Dataset entries:
* * *

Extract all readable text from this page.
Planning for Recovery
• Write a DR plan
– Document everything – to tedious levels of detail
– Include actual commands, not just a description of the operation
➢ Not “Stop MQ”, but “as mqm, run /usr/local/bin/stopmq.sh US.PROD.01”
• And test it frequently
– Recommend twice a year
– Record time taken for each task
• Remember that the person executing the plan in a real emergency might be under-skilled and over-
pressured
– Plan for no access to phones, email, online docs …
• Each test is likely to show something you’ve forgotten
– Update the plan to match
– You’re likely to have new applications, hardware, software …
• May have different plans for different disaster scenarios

* * *

- [Given problem] From the records above, extract every entry exactly as given.

- [Exercise output]
Extract all readable text from this page.
Planning for Recovery
• Write a DR plan
– Document everything – to tedious levels of detail
– Include actual commands, not just a description of the operation
➢ Not “Stop MQ”, but “as mqm, run /usr/local/bin/stopmq.sh US.PROD.01”
• And test it frequently
– Recommend twice a year
– Record time taken for each task
• Remember that the person executing the plan in a real emergency might be under-skilled and over-
pressured
– Plan for no access to phones, email, online docs …
• Each test is likely to show something you’ve forgotten
– Update the plan to match
– You’re likely to have new applications, hardware, software …
• May have different plans for different disaster scenarios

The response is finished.